Stored data entries
------------------------------------------------------------
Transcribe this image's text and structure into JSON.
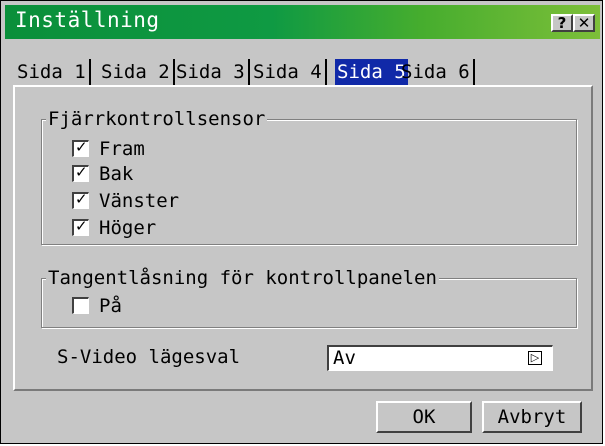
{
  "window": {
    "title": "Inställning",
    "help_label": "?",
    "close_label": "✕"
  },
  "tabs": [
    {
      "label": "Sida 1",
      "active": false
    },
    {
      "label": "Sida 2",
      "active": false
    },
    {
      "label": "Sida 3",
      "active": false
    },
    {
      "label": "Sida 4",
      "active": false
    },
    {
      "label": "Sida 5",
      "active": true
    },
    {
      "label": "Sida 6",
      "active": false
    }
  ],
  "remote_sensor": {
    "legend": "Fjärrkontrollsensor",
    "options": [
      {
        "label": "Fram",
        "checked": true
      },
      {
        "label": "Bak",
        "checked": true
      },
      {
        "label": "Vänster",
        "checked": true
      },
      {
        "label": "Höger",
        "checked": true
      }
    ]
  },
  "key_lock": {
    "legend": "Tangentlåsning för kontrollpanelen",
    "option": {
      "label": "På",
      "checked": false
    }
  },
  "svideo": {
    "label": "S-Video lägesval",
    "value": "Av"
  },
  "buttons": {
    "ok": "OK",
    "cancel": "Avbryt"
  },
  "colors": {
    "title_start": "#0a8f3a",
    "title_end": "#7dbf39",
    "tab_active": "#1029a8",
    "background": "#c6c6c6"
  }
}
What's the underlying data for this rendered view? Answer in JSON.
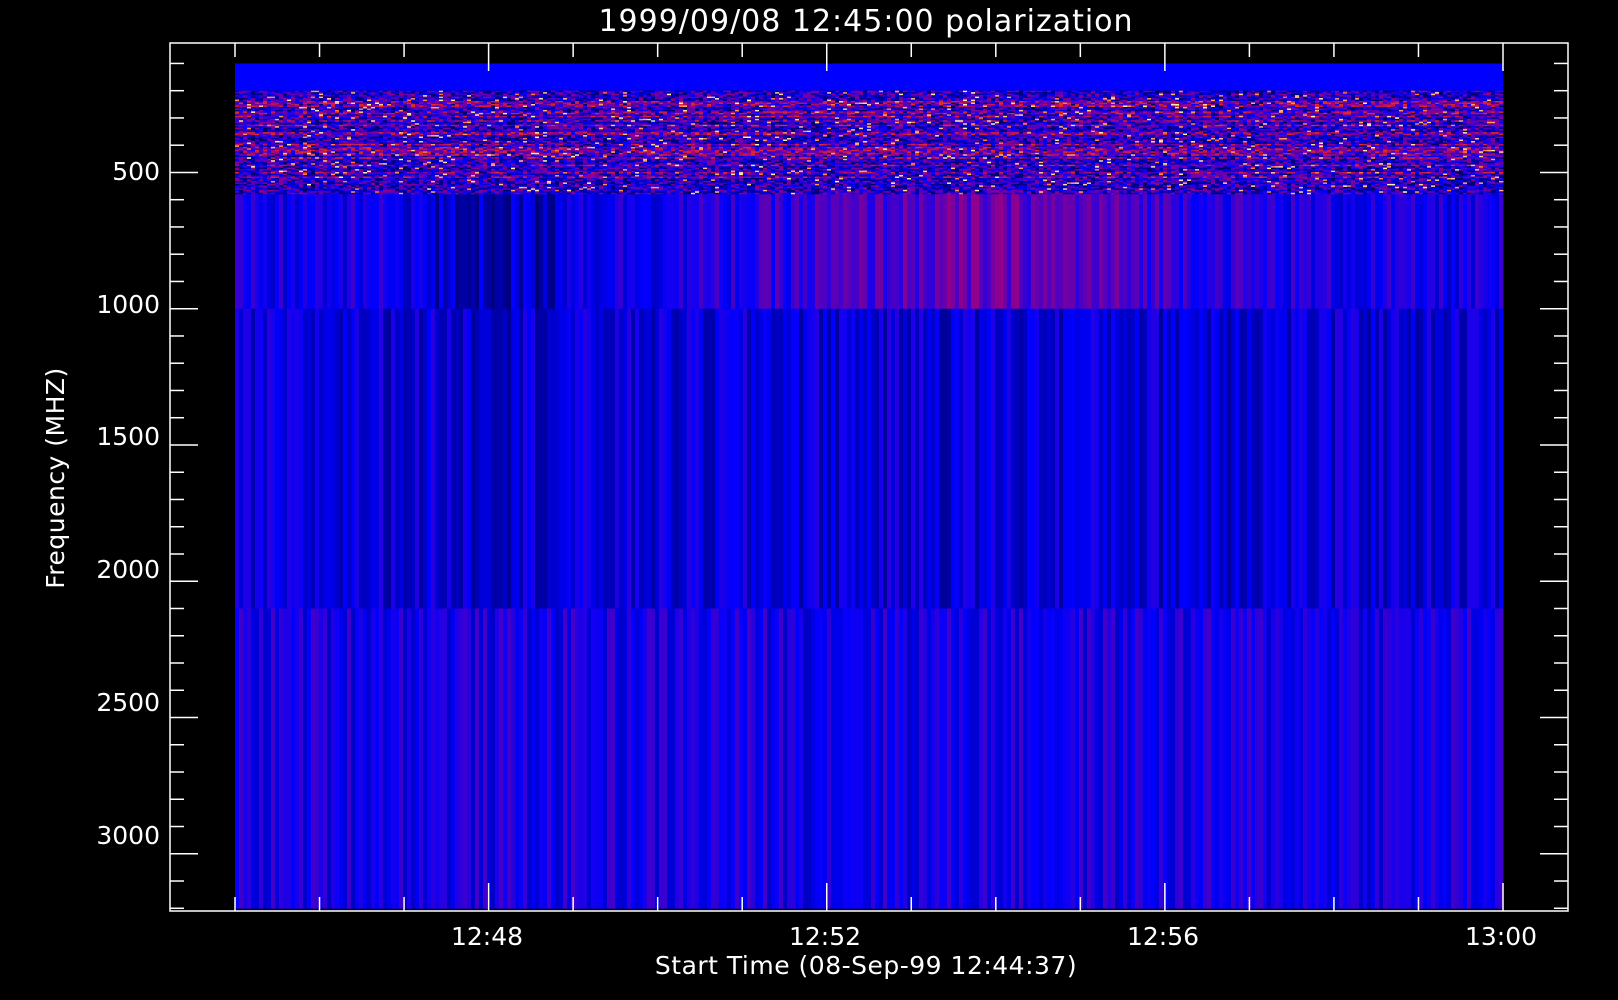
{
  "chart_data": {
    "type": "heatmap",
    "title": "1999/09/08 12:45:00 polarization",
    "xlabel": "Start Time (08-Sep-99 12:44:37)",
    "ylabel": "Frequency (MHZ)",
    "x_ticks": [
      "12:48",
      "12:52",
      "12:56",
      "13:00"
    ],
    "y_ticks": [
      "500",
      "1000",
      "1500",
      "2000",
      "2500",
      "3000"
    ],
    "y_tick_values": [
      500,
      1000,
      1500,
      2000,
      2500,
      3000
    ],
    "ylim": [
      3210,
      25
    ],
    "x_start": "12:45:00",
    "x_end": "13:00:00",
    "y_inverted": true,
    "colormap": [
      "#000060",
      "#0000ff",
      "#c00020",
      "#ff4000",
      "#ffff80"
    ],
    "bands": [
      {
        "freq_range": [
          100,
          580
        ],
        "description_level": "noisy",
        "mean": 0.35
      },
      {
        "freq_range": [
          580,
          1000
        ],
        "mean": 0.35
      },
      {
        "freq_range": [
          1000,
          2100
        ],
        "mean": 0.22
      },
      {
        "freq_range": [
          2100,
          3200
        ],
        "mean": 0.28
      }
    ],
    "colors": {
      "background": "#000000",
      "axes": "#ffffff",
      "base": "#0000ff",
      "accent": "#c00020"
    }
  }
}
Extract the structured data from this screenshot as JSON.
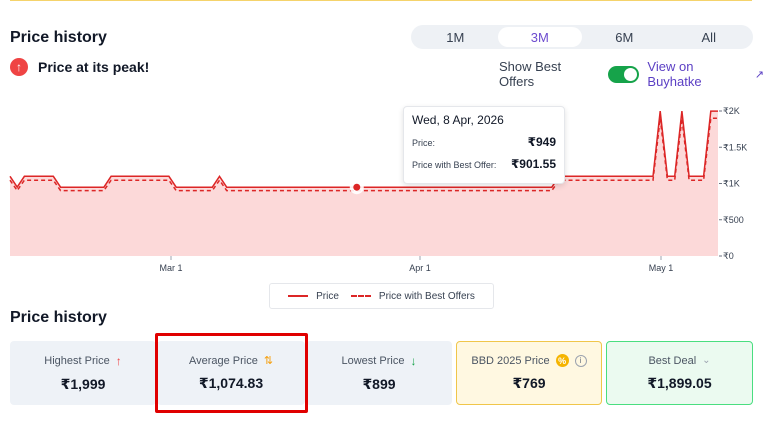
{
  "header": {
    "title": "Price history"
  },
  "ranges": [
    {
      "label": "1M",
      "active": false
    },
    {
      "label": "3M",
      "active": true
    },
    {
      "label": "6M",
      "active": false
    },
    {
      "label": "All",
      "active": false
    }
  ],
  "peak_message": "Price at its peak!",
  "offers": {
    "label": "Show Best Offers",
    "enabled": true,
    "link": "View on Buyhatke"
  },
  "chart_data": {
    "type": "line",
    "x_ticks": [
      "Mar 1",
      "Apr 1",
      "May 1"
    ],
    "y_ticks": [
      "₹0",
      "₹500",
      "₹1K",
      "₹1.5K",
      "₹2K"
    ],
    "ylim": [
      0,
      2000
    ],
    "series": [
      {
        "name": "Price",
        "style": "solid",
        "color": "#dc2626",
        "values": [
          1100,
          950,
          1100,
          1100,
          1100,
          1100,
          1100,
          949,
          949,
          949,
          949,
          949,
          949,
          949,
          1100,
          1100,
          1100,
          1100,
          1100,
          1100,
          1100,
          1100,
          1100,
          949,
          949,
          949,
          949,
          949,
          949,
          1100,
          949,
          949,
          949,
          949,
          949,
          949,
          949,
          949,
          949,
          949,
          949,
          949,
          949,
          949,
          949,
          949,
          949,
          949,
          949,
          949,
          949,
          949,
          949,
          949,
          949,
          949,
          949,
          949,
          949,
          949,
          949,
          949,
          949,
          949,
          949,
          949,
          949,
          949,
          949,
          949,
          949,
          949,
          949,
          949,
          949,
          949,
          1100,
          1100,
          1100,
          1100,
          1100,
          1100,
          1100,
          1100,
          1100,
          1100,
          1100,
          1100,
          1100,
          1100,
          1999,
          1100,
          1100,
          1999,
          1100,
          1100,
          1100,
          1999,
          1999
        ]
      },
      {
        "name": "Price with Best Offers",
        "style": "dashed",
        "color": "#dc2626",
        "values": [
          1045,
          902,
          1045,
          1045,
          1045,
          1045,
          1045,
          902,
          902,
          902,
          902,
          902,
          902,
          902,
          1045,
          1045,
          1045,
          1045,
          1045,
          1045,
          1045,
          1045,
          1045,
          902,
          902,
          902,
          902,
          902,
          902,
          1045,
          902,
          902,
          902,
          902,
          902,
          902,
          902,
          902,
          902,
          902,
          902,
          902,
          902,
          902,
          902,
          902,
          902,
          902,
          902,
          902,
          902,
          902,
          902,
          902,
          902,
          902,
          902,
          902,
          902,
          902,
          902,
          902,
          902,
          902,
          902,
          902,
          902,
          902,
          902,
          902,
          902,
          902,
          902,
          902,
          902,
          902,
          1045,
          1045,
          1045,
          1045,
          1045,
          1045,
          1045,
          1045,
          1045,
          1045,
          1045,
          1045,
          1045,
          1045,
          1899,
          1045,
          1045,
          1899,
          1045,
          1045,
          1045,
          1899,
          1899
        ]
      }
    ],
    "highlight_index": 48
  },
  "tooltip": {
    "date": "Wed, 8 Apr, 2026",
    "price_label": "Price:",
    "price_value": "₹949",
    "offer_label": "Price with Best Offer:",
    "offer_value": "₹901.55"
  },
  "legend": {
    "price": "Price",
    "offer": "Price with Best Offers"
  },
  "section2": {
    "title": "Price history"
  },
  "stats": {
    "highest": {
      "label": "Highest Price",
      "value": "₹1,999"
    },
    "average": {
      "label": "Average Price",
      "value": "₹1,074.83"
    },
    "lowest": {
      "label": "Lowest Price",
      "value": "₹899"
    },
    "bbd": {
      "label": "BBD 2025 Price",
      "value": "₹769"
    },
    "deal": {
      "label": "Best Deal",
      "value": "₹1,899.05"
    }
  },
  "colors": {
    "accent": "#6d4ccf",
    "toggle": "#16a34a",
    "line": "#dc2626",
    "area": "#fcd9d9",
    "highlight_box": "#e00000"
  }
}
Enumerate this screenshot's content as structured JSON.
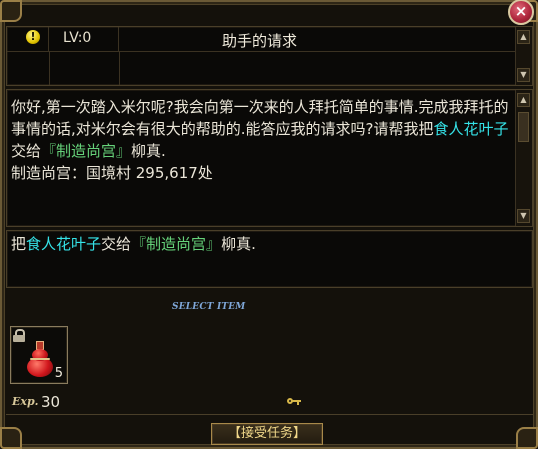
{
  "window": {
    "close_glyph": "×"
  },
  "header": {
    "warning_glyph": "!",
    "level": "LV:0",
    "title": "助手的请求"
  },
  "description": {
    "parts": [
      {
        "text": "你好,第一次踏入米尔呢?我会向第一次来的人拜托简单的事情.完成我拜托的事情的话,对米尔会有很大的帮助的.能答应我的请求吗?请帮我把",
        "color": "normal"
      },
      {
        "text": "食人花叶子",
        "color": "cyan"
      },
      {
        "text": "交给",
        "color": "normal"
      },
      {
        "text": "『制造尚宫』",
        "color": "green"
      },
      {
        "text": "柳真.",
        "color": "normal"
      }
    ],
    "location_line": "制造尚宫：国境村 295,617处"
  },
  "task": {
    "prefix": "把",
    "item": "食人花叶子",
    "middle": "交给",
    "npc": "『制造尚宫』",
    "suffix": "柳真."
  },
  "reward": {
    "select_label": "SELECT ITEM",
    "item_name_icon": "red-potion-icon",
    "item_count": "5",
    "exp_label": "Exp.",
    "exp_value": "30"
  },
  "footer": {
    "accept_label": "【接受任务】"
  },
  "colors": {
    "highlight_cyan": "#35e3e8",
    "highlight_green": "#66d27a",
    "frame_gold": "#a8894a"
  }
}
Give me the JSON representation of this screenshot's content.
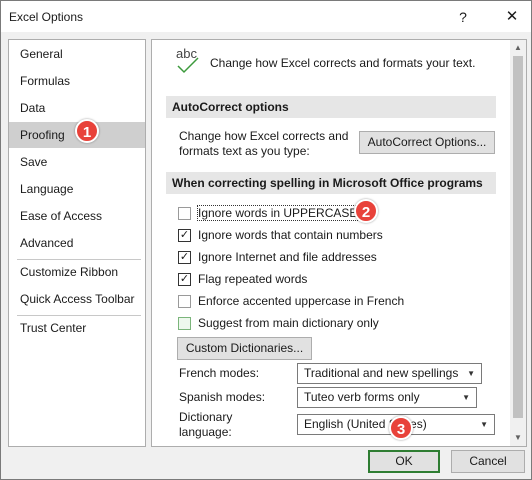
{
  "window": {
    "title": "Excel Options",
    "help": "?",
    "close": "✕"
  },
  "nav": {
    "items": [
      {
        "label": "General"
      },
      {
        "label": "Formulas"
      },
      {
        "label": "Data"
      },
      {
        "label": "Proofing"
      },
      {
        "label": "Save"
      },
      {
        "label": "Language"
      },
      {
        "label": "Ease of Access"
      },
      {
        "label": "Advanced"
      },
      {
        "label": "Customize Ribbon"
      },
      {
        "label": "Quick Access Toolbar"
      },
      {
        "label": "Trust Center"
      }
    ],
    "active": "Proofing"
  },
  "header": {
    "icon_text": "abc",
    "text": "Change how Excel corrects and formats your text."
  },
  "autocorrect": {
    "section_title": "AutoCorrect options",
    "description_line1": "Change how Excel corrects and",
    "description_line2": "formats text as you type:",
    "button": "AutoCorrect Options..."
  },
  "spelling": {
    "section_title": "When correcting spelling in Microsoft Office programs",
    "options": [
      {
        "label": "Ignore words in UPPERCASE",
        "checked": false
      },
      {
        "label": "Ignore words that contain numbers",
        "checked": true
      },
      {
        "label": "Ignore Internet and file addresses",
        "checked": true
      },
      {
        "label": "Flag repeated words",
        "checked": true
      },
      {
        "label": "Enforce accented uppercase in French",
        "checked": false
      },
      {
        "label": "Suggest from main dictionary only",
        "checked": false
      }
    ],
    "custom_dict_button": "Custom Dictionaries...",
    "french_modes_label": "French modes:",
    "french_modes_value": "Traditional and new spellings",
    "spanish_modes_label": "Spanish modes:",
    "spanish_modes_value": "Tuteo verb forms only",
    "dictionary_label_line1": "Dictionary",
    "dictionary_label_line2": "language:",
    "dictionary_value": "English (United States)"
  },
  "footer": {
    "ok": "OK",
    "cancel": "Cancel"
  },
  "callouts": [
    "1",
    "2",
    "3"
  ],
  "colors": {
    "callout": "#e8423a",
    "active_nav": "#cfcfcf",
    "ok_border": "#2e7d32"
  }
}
------------------------------------------------------------
PROBLEM
What is the number of lines in the records above that include the word "only"? Reply with that number and nothing more.

EXERCISE OUTPUT
2